### DIRECTIONS
Copy each line exactly. Drop every picture.
* * * * * * *
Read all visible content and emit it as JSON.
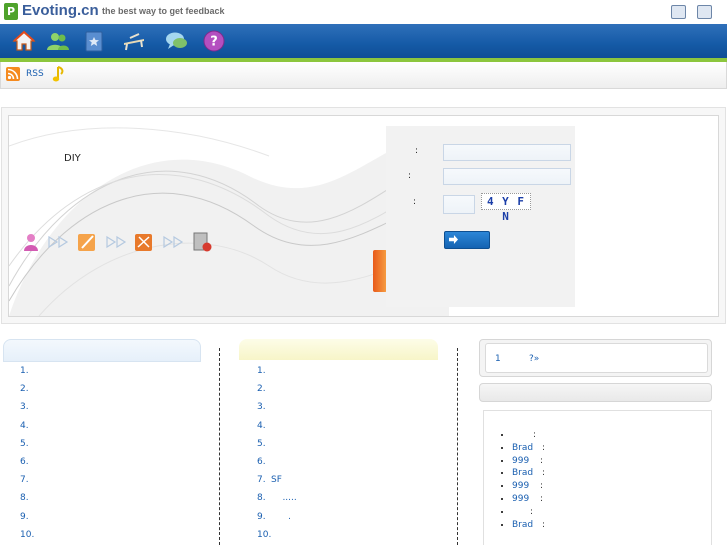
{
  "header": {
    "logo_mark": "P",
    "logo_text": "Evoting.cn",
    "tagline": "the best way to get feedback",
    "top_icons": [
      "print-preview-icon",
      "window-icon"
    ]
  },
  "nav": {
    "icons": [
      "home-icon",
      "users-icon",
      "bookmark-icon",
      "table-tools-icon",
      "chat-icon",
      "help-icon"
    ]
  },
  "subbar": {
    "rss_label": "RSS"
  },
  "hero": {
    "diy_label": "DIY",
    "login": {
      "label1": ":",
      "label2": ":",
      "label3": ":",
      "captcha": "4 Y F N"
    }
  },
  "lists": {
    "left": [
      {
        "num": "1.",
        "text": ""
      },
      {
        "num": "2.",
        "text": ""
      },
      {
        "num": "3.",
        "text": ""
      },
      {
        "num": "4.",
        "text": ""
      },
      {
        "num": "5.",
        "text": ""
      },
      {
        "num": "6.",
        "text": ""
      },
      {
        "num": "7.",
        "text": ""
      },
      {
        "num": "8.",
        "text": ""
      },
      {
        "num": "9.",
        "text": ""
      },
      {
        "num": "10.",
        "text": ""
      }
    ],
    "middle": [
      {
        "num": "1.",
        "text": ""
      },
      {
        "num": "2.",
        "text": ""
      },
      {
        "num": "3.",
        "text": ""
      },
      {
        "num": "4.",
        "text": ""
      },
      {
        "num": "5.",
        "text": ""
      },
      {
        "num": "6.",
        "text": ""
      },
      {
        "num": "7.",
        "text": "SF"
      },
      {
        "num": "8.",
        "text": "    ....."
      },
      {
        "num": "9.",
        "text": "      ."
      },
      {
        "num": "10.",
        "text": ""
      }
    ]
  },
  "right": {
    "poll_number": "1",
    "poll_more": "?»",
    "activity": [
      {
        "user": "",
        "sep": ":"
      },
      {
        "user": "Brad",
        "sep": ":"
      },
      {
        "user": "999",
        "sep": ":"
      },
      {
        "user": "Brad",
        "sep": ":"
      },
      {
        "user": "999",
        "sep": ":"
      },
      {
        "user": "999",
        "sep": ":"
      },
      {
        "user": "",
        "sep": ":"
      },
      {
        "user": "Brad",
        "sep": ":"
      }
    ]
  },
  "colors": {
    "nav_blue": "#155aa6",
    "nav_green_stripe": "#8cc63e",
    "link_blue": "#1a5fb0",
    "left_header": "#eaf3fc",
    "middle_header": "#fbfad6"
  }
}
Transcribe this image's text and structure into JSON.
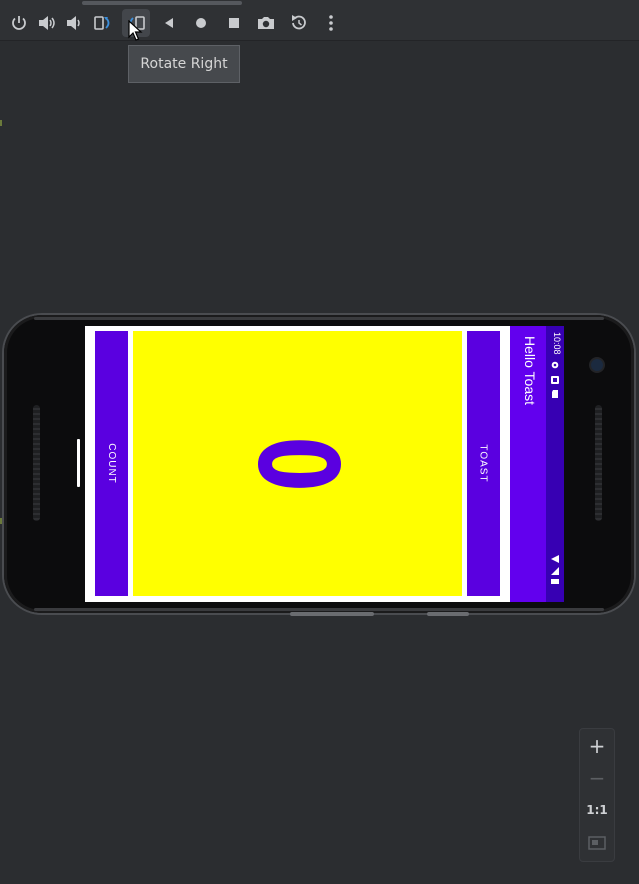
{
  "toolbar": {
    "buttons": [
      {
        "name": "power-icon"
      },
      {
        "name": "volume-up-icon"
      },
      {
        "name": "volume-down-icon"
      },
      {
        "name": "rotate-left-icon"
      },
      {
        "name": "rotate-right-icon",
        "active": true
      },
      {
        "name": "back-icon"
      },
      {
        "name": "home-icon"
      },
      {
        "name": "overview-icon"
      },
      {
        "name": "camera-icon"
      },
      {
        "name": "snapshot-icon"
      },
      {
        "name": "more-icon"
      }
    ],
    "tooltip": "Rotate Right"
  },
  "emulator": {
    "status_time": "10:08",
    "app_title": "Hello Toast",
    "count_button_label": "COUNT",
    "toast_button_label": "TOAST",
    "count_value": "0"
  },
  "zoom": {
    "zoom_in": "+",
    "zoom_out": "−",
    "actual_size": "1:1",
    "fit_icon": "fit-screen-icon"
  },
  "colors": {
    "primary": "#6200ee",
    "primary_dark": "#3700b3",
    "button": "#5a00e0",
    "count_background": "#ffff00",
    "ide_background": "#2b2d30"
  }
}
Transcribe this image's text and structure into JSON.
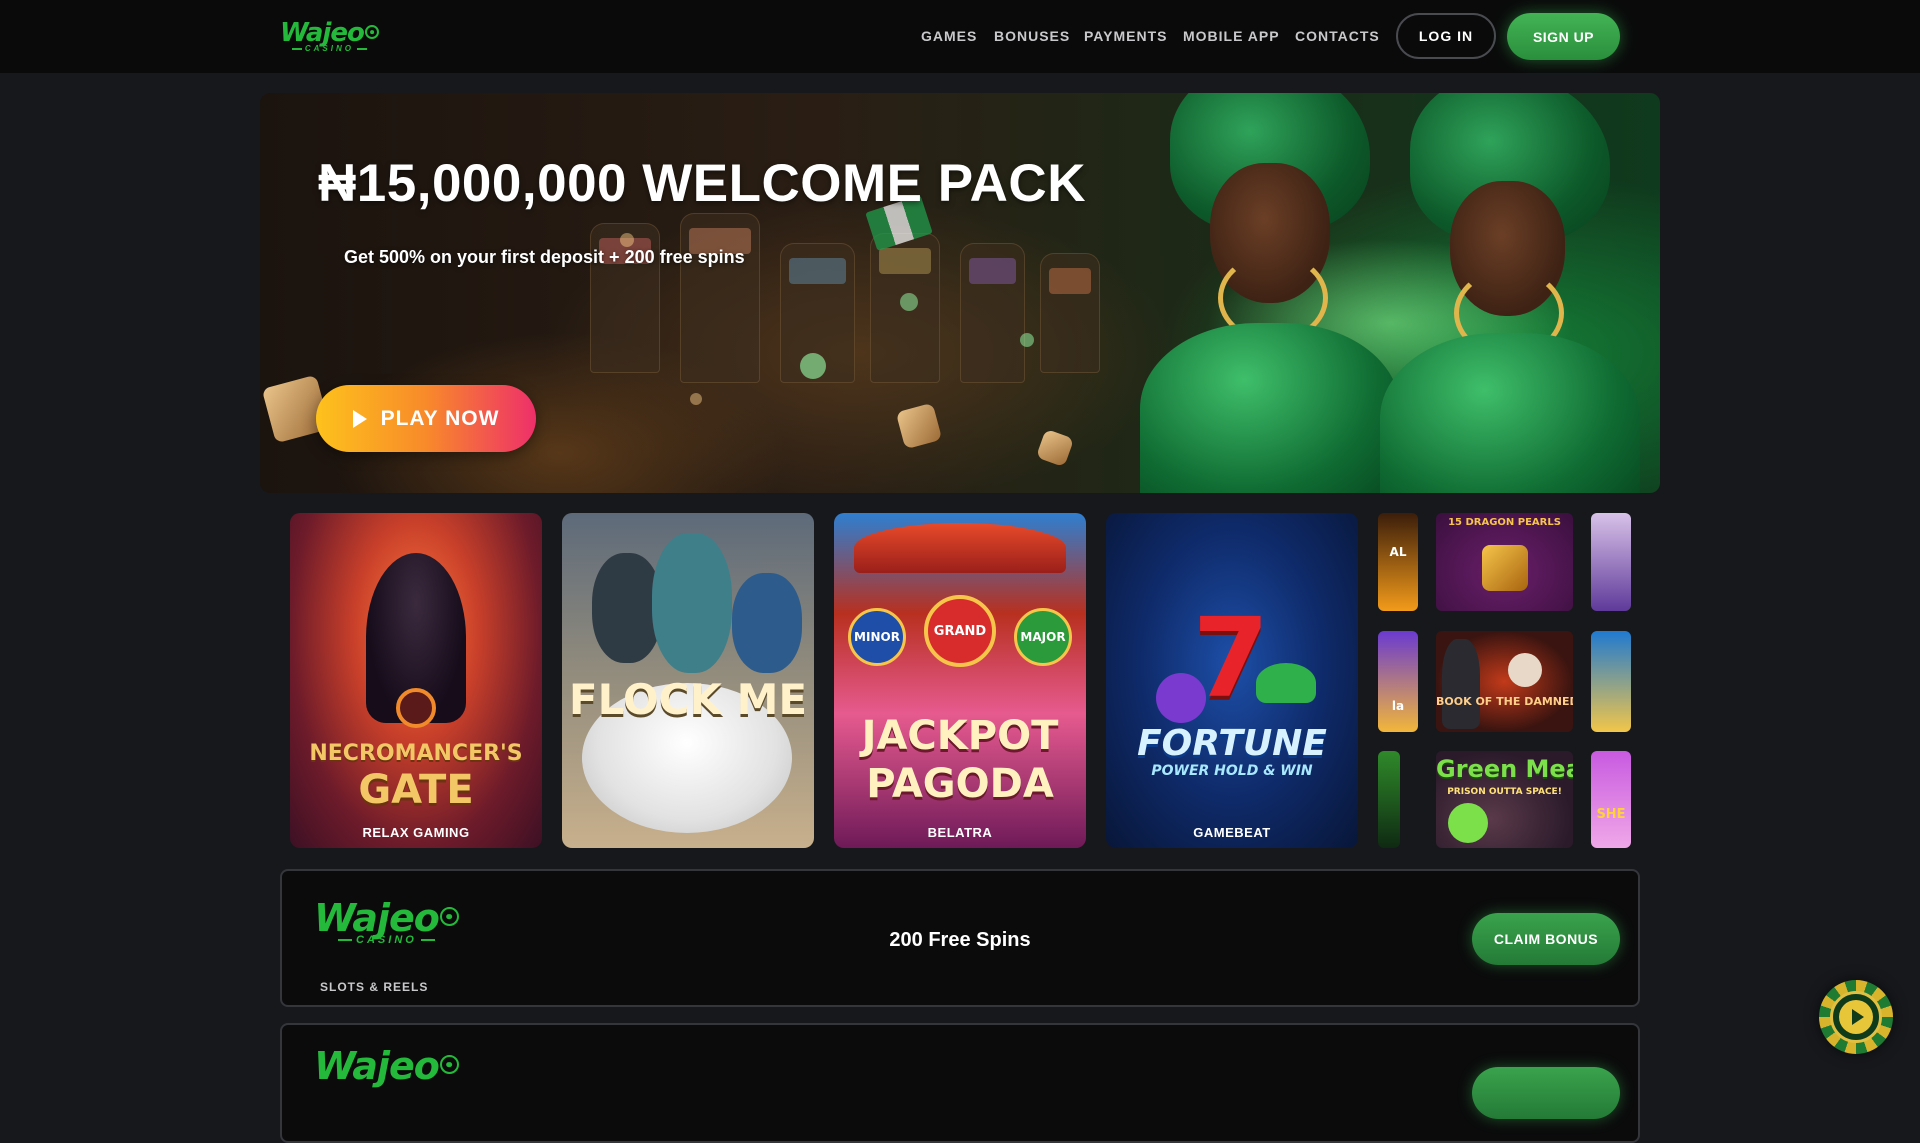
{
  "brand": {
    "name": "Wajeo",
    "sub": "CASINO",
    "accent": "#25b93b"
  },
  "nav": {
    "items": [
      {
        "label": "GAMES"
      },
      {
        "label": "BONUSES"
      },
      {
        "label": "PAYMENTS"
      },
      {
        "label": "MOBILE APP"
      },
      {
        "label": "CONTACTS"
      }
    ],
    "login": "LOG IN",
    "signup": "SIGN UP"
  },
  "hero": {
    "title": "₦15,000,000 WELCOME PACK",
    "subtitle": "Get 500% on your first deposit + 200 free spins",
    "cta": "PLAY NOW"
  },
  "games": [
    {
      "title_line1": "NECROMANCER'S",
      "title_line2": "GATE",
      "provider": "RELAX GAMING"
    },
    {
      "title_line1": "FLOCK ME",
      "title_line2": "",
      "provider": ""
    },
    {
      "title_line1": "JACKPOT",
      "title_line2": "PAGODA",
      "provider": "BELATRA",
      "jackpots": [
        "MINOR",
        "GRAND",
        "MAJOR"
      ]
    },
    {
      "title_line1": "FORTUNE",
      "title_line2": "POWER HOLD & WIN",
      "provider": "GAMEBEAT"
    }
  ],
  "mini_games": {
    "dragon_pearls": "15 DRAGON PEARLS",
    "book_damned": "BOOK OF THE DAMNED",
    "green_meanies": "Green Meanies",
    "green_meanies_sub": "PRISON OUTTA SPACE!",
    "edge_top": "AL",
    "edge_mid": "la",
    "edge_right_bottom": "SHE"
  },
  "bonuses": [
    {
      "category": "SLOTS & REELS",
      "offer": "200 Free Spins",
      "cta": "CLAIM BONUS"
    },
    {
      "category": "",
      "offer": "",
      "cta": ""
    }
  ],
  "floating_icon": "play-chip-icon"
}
* * * * * * *
### SOLUTION
Read all visible content and emit it as JSON.
{
  "header": {
    "logo_mark": "P",
    "logo_text": "Evoting.cn",
    "tagline": "the best way to get feedback",
    "top_icons": [
      "print-preview-icon",
      "window-icon"
    ]
  },
  "nav": {
    "icons": [
      "home-icon",
      "users-icon",
      "bookmark-icon",
      "table-tools-icon",
      "chat-icon",
      "help-icon"
    ]
  },
  "subbar": {
    "rss_label": "RSS"
  },
  "hero": {
    "diy_label": "DIY",
    "login": {
      "label1": ":",
      "label2": ":",
      "label3": ":",
      "captcha": "4 Y F N"
    }
  },
  "lists": {
    "left": [
      {
        "num": "1.",
        "text": ""
      },
      {
        "num": "2.",
        "text": ""
      },
      {
        "num": "3.",
        "text": ""
      },
      {
        "num": "4.",
        "text": ""
      },
      {
        "num": "5.",
        "text": ""
      },
      {
        "num": "6.",
        "text": ""
      },
      {
        "num": "7.",
        "text": ""
      },
      {
        "num": "8.",
        "text": ""
      },
      {
        "num": "9.",
        "text": ""
      },
      {
        "num": "10.",
        "text": ""
      }
    ],
    "middle": [
      {
        "num": "1.",
        "text": ""
      },
      {
        "num": "2.",
        "text": ""
      },
      {
        "num": "3.",
        "text": ""
      },
      {
        "num": "4.",
        "text": ""
      },
      {
        "num": "5.",
        "text": ""
      },
      {
        "num": "6.",
        "text": ""
      },
      {
        "num": "7.",
        "text": "SF"
      },
      {
        "num": "8.",
        "text": "    ....."
      },
      {
        "num": "9.",
        "text": "      ."
      },
      {
        "num": "10.",
        "text": ""
      }
    ]
  },
  "right": {
    "poll_number": "1",
    "poll_more": "?»",
    "activity": [
      {
        "user": "",
        "sep": ":"
      },
      {
        "user": "Brad",
        "sep": ":"
      },
      {
        "user": "999",
        "sep": ":"
      },
      {
        "user": "Brad",
        "sep": ":"
      },
      {
        "user": "999",
        "sep": ":"
      },
      {
        "user": "999",
        "sep": ":"
      },
      {
        "user": "",
        "sep": ":"
      },
      {
        "user": "Brad",
        "sep": ":"
      }
    ]
  },
  "colors": {
    "nav_blue": "#155aa6",
    "nav_green_stripe": "#8cc63e",
    "link_blue": "#1a5fb0",
    "left_header": "#eaf3fc",
    "middle_header": "#fbfad6"
  }
}
Transcribe this image's text and structure into JSON.
{
  "toolbar": {
    "buttons": [
      {
        "name": "power-icon"
      },
      {
        "name": "volume-up-icon"
      },
      {
        "name": "volume-down-icon"
      },
      {
        "name": "rotate-left-icon"
      },
      {
        "name": "rotate-right-icon",
        "active": true
      },
      {
        "name": "back-icon"
      },
      {
        "name": "home-icon"
      },
      {
        "name": "overview-icon"
      },
      {
        "name": "camera-icon"
      },
      {
        "name": "snapshot-icon"
      },
      {
        "name": "more-icon"
      }
    ],
    "tooltip": "Rotate Right"
  },
  "emulator": {
    "status_time": "10:08",
    "app_title": "Hello Toast",
    "count_button_label": "COUNT",
    "toast_button_label": "TOAST",
    "count_value": "0"
  },
  "zoom": {
    "zoom_in": "+",
    "zoom_out": "−",
    "actual_size": "1:1",
    "fit_icon": "fit-screen-icon"
  },
  "colors": {
    "primary": "#6200ee",
    "primary_dark": "#3700b3",
    "button": "#5a00e0",
    "count_background": "#ffff00",
    "ide_background": "#2b2d30"
  }
}
Transcribe this image's text and structure into JSON.
{
  "brand": {
    "name": "Wajeo",
    "sub": "CASINO",
    "accent": "#25b93b"
  },
  "nav": {
    "items": [
      {
        "label": "GAMES"
      },
      {
        "label": "BONUSES"
      },
      {
        "label": "PAYMENTS"
      },
      {
        "label": "MOBILE APP"
      },
      {
        "label": "CONTACTS"
      }
    ],
    "login": "LOG IN",
    "signup": "SIGN UP"
  },
  "hero": {
    "title": "₦15,000,000 WELCOME PACK",
    "subtitle": "Get 500% on your first deposit + 200 free spins",
    "cta": "PLAY NOW"
  },
  "games": [
    {
      "title_line1": "NECROMANCER'S",
      "title_line2": "GATE",
      "provider": "RELAX GAMING"
    },
    {
      "title_line1": "FLOCK ME",
      "title_line2": "",
      "provider": ""
    },
    {
      "title_line1": "JACKPOT",
      "title_line2": "PAGODA",
      "provider": "BELATRA",
      "jackpots": [
        "MINOR",
        "GRAND",
        "MAJOR"
      ]
    },
    {
      "title_line1": "FORTUNE",
      "title_line2": "POWER HOLD & WIN",
      "provider": "GAMEBEAT"
    }
  ],
  "mini_games": {
    "dragon_pearls": "15 DRAGON PEARLS",
    "book_damned": "BOOK OF THE DAMNED",
    "green_meanies": "Green Meanies",
    "green_meanies_sub": "PRISON OUTTA SPACE!",
    "edge_top": "AL",
    "edge_mid": "la",
    "edge_right_bottom": "SHE"
  },
  "bonuses": [
    {
      "category": "SLOTS & REELS",
      "offer": "200 Free Spins",
      "cta": "CLAIM BONUS"
    },
    {
      "category": "",
      "offer": "",
      "cta": ""
    }
  ],
  "floating_icon": "play-chip-icon"
}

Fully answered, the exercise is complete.